### Source records

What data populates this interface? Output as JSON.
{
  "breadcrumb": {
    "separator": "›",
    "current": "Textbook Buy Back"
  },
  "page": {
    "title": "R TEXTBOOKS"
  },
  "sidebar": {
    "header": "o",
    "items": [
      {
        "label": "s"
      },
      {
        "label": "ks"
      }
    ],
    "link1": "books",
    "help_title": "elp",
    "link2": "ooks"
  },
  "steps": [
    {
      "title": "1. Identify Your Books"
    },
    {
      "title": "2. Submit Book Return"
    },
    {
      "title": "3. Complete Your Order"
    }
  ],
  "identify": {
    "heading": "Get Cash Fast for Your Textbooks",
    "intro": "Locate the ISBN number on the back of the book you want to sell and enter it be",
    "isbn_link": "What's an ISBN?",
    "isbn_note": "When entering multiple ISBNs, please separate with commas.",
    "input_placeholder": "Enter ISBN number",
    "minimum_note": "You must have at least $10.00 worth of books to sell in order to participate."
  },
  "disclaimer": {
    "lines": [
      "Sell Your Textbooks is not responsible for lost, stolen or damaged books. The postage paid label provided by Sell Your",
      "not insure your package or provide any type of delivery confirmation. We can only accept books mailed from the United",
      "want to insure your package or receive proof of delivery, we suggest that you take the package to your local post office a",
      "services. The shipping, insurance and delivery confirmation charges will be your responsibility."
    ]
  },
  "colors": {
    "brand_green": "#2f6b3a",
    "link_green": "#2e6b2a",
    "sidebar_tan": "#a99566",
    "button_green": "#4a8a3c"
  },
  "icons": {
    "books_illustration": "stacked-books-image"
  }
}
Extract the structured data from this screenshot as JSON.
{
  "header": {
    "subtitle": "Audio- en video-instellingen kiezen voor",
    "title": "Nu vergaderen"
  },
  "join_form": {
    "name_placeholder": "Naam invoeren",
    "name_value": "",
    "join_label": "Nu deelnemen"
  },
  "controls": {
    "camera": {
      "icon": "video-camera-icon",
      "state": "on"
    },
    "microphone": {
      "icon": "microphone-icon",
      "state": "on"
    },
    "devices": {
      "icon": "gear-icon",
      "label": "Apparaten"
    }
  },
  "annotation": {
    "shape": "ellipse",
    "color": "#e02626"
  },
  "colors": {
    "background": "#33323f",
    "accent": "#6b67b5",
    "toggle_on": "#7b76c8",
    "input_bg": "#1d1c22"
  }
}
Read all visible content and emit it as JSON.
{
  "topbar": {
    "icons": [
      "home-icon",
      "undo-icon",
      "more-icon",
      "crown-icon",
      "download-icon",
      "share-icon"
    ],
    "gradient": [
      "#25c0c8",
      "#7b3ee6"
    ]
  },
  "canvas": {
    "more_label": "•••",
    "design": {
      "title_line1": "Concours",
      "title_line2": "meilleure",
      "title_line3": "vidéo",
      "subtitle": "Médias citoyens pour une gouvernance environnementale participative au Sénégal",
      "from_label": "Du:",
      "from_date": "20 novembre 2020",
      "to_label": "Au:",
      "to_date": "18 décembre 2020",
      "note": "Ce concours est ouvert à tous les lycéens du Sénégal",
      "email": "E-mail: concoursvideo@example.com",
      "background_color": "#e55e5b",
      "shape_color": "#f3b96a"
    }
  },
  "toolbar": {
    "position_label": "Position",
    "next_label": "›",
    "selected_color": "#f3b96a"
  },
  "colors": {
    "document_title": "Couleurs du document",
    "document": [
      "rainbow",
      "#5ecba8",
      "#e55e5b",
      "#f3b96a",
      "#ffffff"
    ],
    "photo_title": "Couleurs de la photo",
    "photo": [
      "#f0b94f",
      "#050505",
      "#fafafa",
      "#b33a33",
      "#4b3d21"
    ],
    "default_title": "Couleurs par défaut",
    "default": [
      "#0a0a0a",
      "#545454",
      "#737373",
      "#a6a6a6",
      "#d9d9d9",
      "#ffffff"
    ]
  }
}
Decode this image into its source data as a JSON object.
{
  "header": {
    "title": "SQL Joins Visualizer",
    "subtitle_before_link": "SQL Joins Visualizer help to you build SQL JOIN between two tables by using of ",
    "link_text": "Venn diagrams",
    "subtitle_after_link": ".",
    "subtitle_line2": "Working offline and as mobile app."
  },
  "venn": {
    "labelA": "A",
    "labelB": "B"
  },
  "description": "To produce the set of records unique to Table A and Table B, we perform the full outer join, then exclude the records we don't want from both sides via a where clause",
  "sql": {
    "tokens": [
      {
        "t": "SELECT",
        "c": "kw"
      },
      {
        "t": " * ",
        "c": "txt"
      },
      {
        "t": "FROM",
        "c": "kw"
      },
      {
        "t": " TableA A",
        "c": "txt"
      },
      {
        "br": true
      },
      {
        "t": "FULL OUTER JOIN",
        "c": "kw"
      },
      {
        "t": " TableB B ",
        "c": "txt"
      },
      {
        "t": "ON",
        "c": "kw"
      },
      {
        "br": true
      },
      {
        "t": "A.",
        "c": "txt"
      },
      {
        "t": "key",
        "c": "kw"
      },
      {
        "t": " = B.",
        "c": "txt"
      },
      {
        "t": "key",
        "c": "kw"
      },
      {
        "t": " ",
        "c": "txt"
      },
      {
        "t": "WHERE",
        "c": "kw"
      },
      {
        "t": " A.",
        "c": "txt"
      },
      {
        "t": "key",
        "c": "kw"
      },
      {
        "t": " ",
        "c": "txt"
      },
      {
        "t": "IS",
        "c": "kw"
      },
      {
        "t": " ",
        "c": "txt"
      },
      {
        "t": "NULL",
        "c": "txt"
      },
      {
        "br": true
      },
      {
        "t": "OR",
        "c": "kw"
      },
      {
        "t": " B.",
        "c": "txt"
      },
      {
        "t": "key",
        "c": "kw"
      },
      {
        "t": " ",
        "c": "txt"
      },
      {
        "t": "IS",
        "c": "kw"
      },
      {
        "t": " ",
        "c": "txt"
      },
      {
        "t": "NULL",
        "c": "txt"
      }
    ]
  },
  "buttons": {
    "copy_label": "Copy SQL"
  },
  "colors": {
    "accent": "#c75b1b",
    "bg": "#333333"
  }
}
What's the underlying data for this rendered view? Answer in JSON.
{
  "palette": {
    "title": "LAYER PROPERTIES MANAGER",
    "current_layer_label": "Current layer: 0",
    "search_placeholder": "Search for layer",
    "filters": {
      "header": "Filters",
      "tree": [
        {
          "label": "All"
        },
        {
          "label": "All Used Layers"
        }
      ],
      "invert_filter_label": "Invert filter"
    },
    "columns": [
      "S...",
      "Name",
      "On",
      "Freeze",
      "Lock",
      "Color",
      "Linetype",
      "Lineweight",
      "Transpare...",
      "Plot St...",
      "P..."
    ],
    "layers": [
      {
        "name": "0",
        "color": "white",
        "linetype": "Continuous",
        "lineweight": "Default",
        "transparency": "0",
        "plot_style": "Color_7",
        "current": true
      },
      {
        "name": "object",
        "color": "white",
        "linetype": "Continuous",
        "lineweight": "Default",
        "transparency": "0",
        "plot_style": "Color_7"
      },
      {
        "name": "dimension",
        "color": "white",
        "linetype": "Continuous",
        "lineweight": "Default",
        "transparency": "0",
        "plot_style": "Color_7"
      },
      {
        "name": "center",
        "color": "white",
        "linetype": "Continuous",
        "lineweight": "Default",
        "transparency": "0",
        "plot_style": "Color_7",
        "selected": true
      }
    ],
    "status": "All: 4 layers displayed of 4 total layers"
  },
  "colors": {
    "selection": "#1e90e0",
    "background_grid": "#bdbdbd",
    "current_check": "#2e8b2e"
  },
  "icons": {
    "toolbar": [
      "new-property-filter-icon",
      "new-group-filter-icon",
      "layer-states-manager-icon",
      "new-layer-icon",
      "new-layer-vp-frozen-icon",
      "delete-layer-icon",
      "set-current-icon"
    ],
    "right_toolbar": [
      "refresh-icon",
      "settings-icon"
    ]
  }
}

### What you will do
Transcribe all of the lines in the records precisely.

### Result for this exercise
What data populates this interface? Output as JSON.
{
  "breadcrumb": {
    "separator": "›",
    "current": "Textbook Buy Back"
  },
  "page": {
    "title": "R TEXTBOOKS"
  },
  "sidebar": {
    "header": "o",
    "items": [
      {
        "label": "s"
      },
      {
        "label": "ks"
      }
    ],
    "link1": "books",
    "help_title": "elp",
    "link2": "ooks"
  },
  "steps": [
    {
      "title": "1. Identify Your Books"
    },
    {
      "title": "2. Submit Book Return"
    },
    {
      "title": "3. Complete Your Order"
    }
  ],
  "identify": {
    "heading": "Get Cash Fast for Your Textbooks",
    "intro": "Locate the ISBN number on the back of the book you want to sell and enter it be",
    "isbn_link": "What's an ISBN?",
    "isbn_note": "When entering multiple ISBNs, please separate with commas.",
    "input_placeholder": "Enter ISBN number",
    "minimum_note": "You must have at least $10.00 worth of books to sell in order to participate."
  },
  "disclaimer": {
    "lines": [
      "Sell Your Textbooks is not responsible for lost, stolen or damaged books. The postage paid label provided by Sell Your",
      "not insure your package or provide any type of delivery confirmation. We can only accept books mailed from the United",
      "want to insure your package or receive proof of delivery, we suggest that you take the package to your local post office a",
      "services. The shipping, insurance and delivery confirmation charges will be your responsibility."
    ]
  },
  "colors": {
    "brand_green": "#2f6b3a",
    "link_green": "#2e6b2a",
    "sidebar_tan": "#a99566",
    "button_green": "#4a8a3c"
  },
  "icons": {
    "books_illustration": "stacked-books-image"
  }
}
Extract the structured data from this screenshot as JSON.
{
  "header": {
    "subtitle": "Audio- en video-instellingen kiezen voor",
    "title": "Nu vergaderen"
  },
  "join_form": {
    "name_placeholder": "Naam invoeren",
    "name_value": "",
    "join_label": "Nu deelnemen"
  },
  "controls": {
    "camera": {
      "icon": "video-camera-icon",
      "state": "on"
    },
    "microphone": {
      "icon": "microphone-icon",
      "state": "on"
    },
    "devices": {
      "icon": "gear-icon",
      "label": "Apparaten"
    }
  },
  "annotation": {
    "shape": "ellipse",
    "color": "#e02626"
  },
  "colors": {
    "background": "#33323f",
    "accent": "#6b67b5",
    "toggle_on": "#7b76c8",
    "input_bg": "#1d1c22"
  }
}
Read all visible content and emit it as JSON.
{
  "topbar": {
    "icons": [
      "home-icon",
      "undo-icon",
      "more-icon",
      "crown-icon",
      "download-icon",
      "share-icon"
    ],
    "gradient": [
      "#25c0c8",
      "#7b3ee6"
    ]
  },
  "canvas": {
    "more_label": "•••",
    "design": {
      "title_line1": "Concours",
      "title_line2": "meilleure",
      "title_line3": "vidéo",
      "subtitle": "Médias citoyens pour une gouvernance environnementale participative au Sénégal",
      "from_label": "Du:",
      "from_date": "20 novembre 2020",
      "to_label": "Au:",
      "to_date": "18 décembre 2020",
      "note": "Ce concours est ouvert à tous les lycéens du Sénégal",
      "email": "E-mail: concoursvideo@example.com",
      "background_color": "#e55e5b",
      "shape_color": "#f3b96a"
    }
  },
  "toolbar": {
    "position_label": "Position",
    "next_label": "›",
    "selected_color": "#f3b96a"
  },
  "colors": {
    "document_title": "Couleurs du document",
    "document": [
      "rainbow",
      "#5ecba8",
      "#e55e5b",
      "#f3b96a",
      "#ffffff"
    ],
    "photo_title": "Couleurs de la photo",
    "photo": [
      "#f0b94f",
      "#050505",
      "#fafafa",
      "#b33a33",
      "#4b3d21"
    ],
    "default_title": "Couleurs par défaut",
    "default": [
      "#0a0a0a",
      "#545454",
      "#737373",
      "#a6a6a6",
      "#d9d9d9",
      "#ffffff"
    ]
  }
}
Decode this image into its source data as a JSON object.
{
  "header": {
    "title": "SQL Joins Visualizer",
    "subtitle_before_link": "SQL Joins Visualizer help to you build SQL JOIN between two tables by using of ",
    "link_text": "Venn diagrams",
    "subtitle_after_link": ".",
    "subtitle_line2": "Working offline and as mobile app."
  },
  "venn": {
    "labelA": "A",
    "labelB": "B"
  },
  "description": "To produce the set of records unique to Table A and Table B, we perform the full outer join, then exclude the records we don't want from both sides via a where clause",
  "sql": {
    "tokens": [
      {
        "t": "SELECT",
        "c": "kw"
      },
      {
        "t": " * ",
        "c": "txt"
      },
      {
        "t": "FROM",
        "c": "kw"
      },
      {
        "t": " TableA A",
        "c": "txt"
      },
      {
        "br": true
      },
      {
        "t": "FULL OUTER JOIN",
        "c": "kw"
      },
      {
        "t": " TableB B ",
        "c": "txt"
      },
      {
        "t": "ON",
        "c": "kw"
      },
      {
        "br": true
      },
      {
        "t": "A.",
        "c": "txt"
      },
      {
        "t": "key",
        "c": "kw"
      },
      {
        "t": " = B.",
        "c": "txt"
      },
      {
        "t": "key",
        "c": "kw"
      },
      {
        "t": " ",
        "c": "txt"
      },
      {
        "t": "WHERE",
        "c": "kw"
      },
      {
        "t": " A.",
        "c": "txt"
      },
      {
        "t": "key",
        "c": "kw"
      },
      {
        "t": " ",
        "c": "txt"
      },
      {
        "t": "IS",
        "c": "kw"
      },
      {
        "t": " ",
        "c": "txt"
      },
      {
        "t": "NULL",
        "c": "txt"
      },
      {
        "br": true
      },
      {
        "t": "OR",
        "c": "kw"
      },
      {
        "t": " B.",
        "c": "txt"
      },
      {
        "t": "key",
        "c": "kw"
      },
      {
        "t": " ",
        "c": "txt"
      },
      {
        "t": "IS",
        "c": "kw"
      },
      {
        "t": " ",
        "c": "txt"
      },
      {
        "t": "NULL",
        "c": "txt"
      }
    ]
  },
  "buttons": {
    "copy_label": "Copy SQL"
  },
  "colors": {
    "accent": "#c75b1b",
    "bg": "#333333"
  }
}
What's the underlying data for this rendered view? Answer in JSON.
{
  "palette": {
    "title": "LAYER PROPERTIES MANAGER",
    "current_layer_label": "Current layer: 0",
    "search_placeholder": "Search for layer",
    "filters": {
      "header": "Filters",
      "tree": [
        {
          "label": "All"
        },
        {
          "label": "All Used Layers"
        }
      ],
      "invert_filter_label": "Invert filter"
    },
    "columns": [
      "S...",
      "Name",
      "On",
      "Freeze",
      "Lock",
      "Color",
      "Linetype",
      "Lineweight",
      "Transpare...",
      "Plot St...",
      "P..."
    ],
    "layers": [
      {
        "name": "0",
        "color": "white",
        "linetype": "Continuous",
        "lineweight": "Default",
        "transparency": "0",
        "plot_style": "Color_7",
        "current": true
      },
      {
        "name": "object",
        "color": "white",
        "linetype": "Continuous",
        "lineweight": "Default",
        "transparency": "0",
        "plot_style": "Color_7"
      },
      {
        "name": "dimension",
        "color": "white",
        "linetype": "Continuous",
        "lineweight": "Default",
        "transparency": "0",
        "plot_style": "Color_7"
      },
      {
        "name": "center",
        "color": "white",
        "linetype": "Continuous",
        "lineweight": "Default",
        "transparency": "0",
        "plot_style": "Color_7",
        "selected": true
      }
    ],
    "status": "All: 4 layers displayed of 4 total layers"
  },
  "colors": {
    "selection": "#1e90e0",
    "background_grid": "#bdbdbd",
    "current_check": "#2e8b2e"
  },
  "icons": {
    "toolbar": [
      "new-property-filter-icon",
      "new-group-filter-icon",
      "layer-states-manager-icon",
      "new-layer-icon",
      "new-layer-vp-frozen-icon",
      "delete-layer-icon",
      "set-current-icon"
    ],
    "right_toolbar": [
      "refresh-icon",
      "settings-icon"
    ]
  }
}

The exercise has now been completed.